──────── RECORD EXTRACTS

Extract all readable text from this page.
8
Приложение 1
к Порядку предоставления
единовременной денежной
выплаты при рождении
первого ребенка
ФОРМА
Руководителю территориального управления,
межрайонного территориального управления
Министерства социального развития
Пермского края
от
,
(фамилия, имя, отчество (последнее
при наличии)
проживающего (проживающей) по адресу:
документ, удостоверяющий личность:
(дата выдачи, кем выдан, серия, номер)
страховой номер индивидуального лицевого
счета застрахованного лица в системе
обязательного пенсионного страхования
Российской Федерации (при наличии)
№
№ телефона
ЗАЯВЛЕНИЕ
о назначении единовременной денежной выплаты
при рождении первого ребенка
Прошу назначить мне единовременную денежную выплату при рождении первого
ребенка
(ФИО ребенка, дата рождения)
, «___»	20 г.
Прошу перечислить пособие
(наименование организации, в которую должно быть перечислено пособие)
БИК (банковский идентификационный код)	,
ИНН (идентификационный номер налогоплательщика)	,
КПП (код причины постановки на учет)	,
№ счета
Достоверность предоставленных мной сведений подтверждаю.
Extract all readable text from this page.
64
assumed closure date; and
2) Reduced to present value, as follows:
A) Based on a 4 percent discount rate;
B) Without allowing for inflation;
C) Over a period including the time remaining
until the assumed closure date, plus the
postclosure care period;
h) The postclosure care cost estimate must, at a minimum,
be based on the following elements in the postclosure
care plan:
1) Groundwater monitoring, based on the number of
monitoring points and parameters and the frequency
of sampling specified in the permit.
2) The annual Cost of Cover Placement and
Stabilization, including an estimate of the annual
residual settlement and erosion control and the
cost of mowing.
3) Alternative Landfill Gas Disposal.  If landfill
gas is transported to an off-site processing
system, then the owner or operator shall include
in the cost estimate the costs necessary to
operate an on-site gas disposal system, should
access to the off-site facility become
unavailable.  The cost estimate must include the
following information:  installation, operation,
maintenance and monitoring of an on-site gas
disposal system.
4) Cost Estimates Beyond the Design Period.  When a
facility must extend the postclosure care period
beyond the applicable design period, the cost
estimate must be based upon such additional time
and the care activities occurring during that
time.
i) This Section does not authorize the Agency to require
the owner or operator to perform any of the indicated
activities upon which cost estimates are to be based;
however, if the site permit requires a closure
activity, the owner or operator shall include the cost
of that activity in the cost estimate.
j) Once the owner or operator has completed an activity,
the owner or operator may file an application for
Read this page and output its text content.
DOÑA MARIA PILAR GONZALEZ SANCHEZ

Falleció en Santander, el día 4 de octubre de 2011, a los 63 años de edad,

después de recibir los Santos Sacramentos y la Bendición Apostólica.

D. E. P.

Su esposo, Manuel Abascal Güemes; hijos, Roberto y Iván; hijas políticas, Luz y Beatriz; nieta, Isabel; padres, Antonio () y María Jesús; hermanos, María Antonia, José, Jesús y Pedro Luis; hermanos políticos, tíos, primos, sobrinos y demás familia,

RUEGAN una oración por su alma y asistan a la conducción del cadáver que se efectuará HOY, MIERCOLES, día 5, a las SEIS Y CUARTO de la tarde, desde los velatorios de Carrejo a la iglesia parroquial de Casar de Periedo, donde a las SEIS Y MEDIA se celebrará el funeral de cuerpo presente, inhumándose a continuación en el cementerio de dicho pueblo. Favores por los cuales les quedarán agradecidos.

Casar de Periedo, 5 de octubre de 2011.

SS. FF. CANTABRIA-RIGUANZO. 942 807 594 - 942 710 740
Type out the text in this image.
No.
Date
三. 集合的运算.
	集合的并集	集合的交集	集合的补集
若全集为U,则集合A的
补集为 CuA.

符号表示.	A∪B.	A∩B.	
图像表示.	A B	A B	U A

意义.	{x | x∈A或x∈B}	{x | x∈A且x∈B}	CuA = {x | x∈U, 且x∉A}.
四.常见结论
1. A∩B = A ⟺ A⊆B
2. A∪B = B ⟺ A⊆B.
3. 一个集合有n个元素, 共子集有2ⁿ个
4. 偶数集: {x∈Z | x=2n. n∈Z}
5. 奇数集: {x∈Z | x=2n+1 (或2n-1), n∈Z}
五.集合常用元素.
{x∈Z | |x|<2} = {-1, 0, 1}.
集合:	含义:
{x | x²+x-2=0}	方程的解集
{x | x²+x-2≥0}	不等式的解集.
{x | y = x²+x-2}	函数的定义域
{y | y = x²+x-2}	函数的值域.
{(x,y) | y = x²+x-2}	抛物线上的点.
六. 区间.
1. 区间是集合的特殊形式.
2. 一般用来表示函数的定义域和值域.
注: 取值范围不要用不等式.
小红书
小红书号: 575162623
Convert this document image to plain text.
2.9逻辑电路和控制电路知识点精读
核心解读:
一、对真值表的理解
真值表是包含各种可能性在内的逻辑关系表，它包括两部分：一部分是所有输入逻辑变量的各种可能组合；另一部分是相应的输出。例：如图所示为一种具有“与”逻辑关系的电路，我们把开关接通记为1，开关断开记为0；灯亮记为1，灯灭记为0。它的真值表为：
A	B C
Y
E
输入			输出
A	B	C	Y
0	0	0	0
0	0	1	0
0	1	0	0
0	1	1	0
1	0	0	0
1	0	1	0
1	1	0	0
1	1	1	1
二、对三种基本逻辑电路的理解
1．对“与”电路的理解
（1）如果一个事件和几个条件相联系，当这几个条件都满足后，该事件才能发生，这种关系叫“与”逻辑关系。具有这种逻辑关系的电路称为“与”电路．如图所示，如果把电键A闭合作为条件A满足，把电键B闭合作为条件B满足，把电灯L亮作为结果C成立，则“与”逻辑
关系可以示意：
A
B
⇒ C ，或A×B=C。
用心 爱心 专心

────────────────

BRIEF ▸
Repeat each of the entries above precisely as given.

ANSWER ▸
Extract all readable text from this page.
8
Приложение 1
к Порядку предоставления
единовременной денежной
выплаты при рождении
первого ребенка
ФОРМА
Руководителю территориального управления,
межрайонного территориального управления
Министерства социального развития
Пермского края
от
,
(фамилия, имя, отчество (последнее
при наличии)
проживающего (проживающей) по адресу:
документ, удостоверяющий личность:
(дата выдачи, кем выдан, серия, номер)
страховой номер индивидуального лицевого
счета застрахованного лица в системе
обязательного пенсионного страхования
Российской Федерации (при наличии)
№
№ телефона
ЗАЯВЛЕНИЕ
о назначении единовременной денежной выплаты
при рождении первого ребенка
Прошу назначить мне единовременную денежную выплату при рождении первого
ребенка
(ФИО ребенка, дата рождения)
, «___»	20 г.
Прошу перечислить пособие
(наименование организации, в которую должно быть перечислено пособие)
БИК (банковский идентификационный код)	,
ИНН (идентификационный номер налогоплательщика)	,
КПП (код причины постановки на учет)	,
№ счета
Достоверность предоставленных мной сведений подтверждаю.
Extract all readable text from this page.
64
assumed closure date; and
2) Reduced to present value, as follows:
A) Based on a 4 percent discount rate;
B) Without allowing for inflation;
C) Over a period including the time remaining
until the assumed closure date, plus the
postclosure care period;
h) The postclosure care cost estimate must, at a minimum,
be based on the following elements in the postclosure
care plan:
1) Groundwater monitoring, based on the number of
monitoring points and parameters and the frequency
of sampling specified in the permit.
2) The annual Cost of Cover Placement and
Stabilization, including an estimate of the annual
residual settlement and erosion control and the
cost of mowing.
3) Alternative Landfill Gas Disposal.  If landfill
gas is transported to an off-site processing
system, then the owner or operator shall include
in the cost estimate the costs necessary to
operate an on-site gas disposal system, should
access to the off-site facility become
unavailable.  The cost estimate must include the
following information:  installation, operation,
maintenance and monitoring of an on-site gas
disposal system.
4) Cost Estimates Beyond the Design Period.  When a
facility must extend the postclosure care period
beyond the applicable design period, the cost
estimate must be based upon such additional time
and the care activities occurring during that
time.
i) This Section does not authorize the Agency to require
the owner or operator to perform any of the indicated
activities upon which cost estimates are to be based;
however, if the site permit requires a closure
activity, the owner or operator shall include the cost
of that activity in the cost estimate.
j) Once the owner or operator has completed an activity,
the owner or operator may file an application for
Read this page and output its text content.
DOÑA MARIA PILAR GONZALEZ SANCHEZ

Falleció en Santander, el día 4 de octubre de 2011, a los 63 años de edad,

después de recibir los Santos Sacramentos y la Bendición Apostólica.

D. E. P.

Su esposo, Manuel Abascal Güemes; hijos, Roberto y Iván; hijas políticas, Luz y Beatriz; nieta, Isabel; padres, Antonio () y María Jesús; hermanos, María Antonia, José, Jesús y Pedro Luis; hermanos políticos, tíos, primos, sobrinos y demás familia,

RUEGAN una oración por su alma y asistan a la conducción del cadáver que se efectuará HOY, MIERCOLES, día 5, a las SEIS Y CUARTO de la tarde, desde los velatorios de Carrejo a la iglesia parroquial de Casar de Periedo, donde a las SEIS Y MEDIA se celebrará el funeral de cuerpo presente, inhumándose a continuación en el cementerio de dicho pueblo. Favores por los cuales les quedarán agradecidos.

Casar de Periedo, 5 de octubre de 2011.

SS. FF. CANTABRIA-RIGUANZO. 942 807 594 - 942 710 740
Type out the text in this image.
No.
Date
三. 集合的运算.
	集合的并集	集合的交集	集合的补集
若全集为U,则集合A的
补集为 CuA.

符号表示.	A∪B.	A∩B.	
图像表示.	A B	A B	U A

意义.	{x | x∈A或x∈B}	{x | x∈A且x∈B}	CuA = {x | x∈U, 且x∉A}.
四.常见结论
1. A∩B = A ⟺ A⊆B
2. A∪B = B ⟺ A⊆B.
3. 一个集合有n个元素, 共子集有2ⁿ个
4. 偶数集: {x∈Z | x=2n. n∈Z}
5. 奇数集: {x∈Z | x=2n+1 (或2n-1), n∈Z}
五.集合常用元素.
{x∈Z | |x|<2} = {-1, 0, 1}.
集合:	含义:
{x | x²+x-2=0}	方程的解集
{x | x²+x-2≥0}	不等式的解集.
{x | y = x²+x-2}	函数的定义域
{y | y = x²+x-2}	函数的值域.
{(x,y) | y = x²+x-2}	抛物线上的点.
六. 区间.
1. 区间是集合的特殊形式.
2. 一般用来表示函数的定义域和值域.
注: 取值范围不要用不等式.
小红书
小红书号: 575162623
Convert this document image to plain text.
2.9逻辑电路和控制电路知识点精读
核心解读:
一、对真值表的理解
真值表是包含各种可能性在内的逻辑关系表，它包括两部分：一部分是所有输入逻辑变量的各种可能组合；另一部分是相应的输出。例：如图所示为一种具有“与”逻辑关系的电路，我们把开关接通记为1，开关断开记为0；灯亮记为1，灯灭记为0。它的真值表为：
A	B C
Y
E
输入			输出
A	B	C	Y
0	0	0	0
0	0	1	0
0	1	0	0
0	1	1	0
1	0	0	0
1	0	1	0
1	1	0	0
1	1	1	1
二、对三种基本逻辑电路的理解
1．对“与”电路的理解
（1）如果一个事件和几个条件相联系，当这几个条件都满足后，该事件才能发生，这种关系叫“与”逻辑关系。具有这种逻辑关系的电路称为“与”电路．如图所示，如果把电键A闭合作为条件A满足，把电键B闭合作为条件B满足，把电灯L亮作为结果C成立，则“与”逻辑
关系可以示意：
A
B
⇒ C ，或A×B=C。
用心 爱心 专心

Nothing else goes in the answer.